__SET PROBLEM__: Locate the string "compared" throughout the material and copy every line in which it occurs.

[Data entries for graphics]
(begin)
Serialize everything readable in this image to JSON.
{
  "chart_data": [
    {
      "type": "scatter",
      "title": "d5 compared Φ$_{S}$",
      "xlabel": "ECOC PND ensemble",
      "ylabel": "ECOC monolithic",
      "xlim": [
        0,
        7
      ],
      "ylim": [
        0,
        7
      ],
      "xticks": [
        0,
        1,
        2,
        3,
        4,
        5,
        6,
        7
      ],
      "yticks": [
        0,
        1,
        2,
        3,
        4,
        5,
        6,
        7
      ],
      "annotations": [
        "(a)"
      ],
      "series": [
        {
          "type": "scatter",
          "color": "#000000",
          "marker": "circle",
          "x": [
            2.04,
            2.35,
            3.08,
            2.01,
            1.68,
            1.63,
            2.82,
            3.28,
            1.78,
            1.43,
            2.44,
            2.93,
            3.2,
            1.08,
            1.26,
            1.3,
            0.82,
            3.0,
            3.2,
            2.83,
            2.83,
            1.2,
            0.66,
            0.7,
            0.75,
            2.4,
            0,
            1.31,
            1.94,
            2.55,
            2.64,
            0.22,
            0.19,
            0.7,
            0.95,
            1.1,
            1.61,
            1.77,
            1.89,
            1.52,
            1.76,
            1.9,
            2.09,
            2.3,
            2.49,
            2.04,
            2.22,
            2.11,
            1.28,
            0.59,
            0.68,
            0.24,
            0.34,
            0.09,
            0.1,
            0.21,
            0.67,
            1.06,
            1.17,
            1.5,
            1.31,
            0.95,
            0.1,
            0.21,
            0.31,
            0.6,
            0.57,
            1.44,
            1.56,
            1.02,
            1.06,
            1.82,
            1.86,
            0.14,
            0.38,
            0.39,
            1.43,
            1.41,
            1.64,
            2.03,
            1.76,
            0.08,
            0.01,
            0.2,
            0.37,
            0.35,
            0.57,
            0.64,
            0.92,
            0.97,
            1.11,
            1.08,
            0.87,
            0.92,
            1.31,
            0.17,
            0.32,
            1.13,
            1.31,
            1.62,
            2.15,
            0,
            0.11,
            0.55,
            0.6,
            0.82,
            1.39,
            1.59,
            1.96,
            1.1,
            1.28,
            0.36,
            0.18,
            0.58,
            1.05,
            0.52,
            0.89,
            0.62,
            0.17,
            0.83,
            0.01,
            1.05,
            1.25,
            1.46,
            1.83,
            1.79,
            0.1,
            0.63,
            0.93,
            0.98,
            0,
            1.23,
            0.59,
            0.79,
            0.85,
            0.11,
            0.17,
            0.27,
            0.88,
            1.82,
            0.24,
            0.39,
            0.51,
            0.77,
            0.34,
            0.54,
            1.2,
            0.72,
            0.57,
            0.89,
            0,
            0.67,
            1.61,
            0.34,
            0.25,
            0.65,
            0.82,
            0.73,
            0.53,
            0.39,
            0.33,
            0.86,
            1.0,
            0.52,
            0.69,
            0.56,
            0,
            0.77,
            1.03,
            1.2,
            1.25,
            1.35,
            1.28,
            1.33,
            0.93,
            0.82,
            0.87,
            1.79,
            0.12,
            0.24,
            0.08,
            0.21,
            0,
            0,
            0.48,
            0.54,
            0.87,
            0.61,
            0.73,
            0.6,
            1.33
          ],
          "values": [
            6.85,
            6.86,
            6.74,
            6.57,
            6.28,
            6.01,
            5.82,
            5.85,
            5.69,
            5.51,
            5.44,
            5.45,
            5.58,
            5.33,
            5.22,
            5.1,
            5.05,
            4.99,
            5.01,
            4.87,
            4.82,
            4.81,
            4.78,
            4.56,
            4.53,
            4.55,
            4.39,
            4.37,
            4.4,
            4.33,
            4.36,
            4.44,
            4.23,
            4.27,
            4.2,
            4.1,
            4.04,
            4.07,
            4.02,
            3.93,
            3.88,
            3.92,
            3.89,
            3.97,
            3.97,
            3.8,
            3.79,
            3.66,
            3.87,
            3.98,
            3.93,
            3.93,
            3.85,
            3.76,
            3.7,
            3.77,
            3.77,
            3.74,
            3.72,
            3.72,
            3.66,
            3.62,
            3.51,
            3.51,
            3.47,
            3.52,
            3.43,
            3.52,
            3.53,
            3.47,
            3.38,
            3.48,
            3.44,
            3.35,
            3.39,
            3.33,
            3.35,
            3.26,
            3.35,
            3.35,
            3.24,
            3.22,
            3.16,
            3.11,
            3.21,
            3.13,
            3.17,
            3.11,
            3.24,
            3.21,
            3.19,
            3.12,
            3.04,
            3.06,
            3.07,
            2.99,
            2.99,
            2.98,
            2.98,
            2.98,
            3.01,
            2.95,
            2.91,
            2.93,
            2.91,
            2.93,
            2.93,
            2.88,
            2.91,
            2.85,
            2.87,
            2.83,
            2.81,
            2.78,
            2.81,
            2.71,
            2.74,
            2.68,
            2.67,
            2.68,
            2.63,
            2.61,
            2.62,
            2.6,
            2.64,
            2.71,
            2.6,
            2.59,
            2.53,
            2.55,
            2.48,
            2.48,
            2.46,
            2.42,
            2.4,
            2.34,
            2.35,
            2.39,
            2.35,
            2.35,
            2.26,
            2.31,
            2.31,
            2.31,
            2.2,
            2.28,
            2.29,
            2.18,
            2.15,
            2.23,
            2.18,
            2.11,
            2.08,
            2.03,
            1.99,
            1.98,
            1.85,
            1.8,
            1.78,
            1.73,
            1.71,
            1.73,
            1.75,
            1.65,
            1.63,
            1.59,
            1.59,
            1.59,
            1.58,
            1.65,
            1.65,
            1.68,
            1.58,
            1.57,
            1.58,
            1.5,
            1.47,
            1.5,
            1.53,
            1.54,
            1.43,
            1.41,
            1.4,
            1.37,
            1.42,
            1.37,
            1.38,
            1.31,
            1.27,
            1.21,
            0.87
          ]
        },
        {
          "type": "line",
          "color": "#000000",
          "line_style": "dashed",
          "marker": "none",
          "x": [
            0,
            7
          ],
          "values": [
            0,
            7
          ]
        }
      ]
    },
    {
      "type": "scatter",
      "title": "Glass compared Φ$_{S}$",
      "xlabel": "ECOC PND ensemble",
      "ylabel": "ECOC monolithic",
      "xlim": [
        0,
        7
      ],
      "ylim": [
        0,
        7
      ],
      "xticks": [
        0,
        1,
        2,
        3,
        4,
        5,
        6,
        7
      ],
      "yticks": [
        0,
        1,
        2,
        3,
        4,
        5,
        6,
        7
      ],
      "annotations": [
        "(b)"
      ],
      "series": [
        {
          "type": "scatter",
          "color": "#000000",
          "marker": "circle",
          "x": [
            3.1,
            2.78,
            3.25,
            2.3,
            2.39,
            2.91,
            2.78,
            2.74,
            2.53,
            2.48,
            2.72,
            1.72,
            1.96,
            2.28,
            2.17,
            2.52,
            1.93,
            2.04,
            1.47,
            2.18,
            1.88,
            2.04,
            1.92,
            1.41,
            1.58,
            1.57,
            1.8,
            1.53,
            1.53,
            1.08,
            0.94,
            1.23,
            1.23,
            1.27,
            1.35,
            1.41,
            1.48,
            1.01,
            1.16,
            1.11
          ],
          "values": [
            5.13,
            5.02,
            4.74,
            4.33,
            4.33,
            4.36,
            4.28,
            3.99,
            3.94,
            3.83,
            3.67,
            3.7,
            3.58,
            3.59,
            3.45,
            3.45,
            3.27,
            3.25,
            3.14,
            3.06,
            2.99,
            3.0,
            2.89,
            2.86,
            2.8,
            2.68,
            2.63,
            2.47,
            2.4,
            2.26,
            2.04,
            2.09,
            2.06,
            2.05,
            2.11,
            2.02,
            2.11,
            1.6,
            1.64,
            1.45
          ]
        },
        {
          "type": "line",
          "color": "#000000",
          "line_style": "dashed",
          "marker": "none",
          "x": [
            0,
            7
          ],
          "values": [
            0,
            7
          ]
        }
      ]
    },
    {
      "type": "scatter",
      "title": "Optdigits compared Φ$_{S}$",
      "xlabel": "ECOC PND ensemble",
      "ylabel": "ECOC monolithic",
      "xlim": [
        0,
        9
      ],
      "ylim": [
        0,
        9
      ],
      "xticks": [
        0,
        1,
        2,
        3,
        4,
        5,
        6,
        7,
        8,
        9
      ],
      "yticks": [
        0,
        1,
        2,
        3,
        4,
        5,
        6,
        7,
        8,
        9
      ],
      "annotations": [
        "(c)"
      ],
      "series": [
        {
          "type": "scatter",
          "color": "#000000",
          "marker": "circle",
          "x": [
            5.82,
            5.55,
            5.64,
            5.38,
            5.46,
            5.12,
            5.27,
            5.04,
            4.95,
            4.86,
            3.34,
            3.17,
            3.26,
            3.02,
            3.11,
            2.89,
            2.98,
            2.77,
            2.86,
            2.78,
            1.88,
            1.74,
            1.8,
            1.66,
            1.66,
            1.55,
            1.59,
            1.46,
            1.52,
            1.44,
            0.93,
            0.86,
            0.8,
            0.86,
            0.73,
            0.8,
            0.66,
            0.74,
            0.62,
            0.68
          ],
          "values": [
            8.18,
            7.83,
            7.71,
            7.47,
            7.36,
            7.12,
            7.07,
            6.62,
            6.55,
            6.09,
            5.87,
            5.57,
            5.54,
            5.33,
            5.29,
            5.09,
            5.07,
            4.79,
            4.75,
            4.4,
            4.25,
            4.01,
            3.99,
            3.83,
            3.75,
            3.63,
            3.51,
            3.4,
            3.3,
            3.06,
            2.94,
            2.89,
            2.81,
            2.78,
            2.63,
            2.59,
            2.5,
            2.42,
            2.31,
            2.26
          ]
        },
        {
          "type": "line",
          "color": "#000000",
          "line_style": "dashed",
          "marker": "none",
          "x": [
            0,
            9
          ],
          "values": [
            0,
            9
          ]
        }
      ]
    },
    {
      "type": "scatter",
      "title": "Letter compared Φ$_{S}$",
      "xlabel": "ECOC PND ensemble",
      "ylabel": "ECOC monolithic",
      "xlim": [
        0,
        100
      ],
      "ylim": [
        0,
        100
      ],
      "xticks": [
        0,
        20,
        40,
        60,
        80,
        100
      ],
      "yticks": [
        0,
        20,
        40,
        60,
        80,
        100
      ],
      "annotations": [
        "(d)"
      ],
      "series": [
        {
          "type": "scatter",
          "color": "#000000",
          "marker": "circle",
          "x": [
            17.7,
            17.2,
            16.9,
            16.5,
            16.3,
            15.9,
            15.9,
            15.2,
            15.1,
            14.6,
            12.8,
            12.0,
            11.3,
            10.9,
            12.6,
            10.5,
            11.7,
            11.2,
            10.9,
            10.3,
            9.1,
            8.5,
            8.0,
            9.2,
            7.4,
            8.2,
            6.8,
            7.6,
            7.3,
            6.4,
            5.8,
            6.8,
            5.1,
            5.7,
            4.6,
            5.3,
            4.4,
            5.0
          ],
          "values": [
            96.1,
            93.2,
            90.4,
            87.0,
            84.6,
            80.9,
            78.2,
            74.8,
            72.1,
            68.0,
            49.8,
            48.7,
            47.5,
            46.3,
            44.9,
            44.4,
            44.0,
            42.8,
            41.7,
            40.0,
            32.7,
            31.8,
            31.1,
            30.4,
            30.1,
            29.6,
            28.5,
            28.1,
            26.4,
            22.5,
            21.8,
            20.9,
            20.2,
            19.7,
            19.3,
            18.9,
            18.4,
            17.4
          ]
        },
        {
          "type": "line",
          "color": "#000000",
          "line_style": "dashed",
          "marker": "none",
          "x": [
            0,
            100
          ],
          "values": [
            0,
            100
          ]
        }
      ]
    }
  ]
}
(end)
__IN RESPONSE__:
      "title": "d5 compared Φ$_{S}$",
      "title": "Glass compared Φ$_{S}$",
      "title": "Optdigits compared Φ$_{S}$",
      "title": "Letter compared Φ$_{S}$",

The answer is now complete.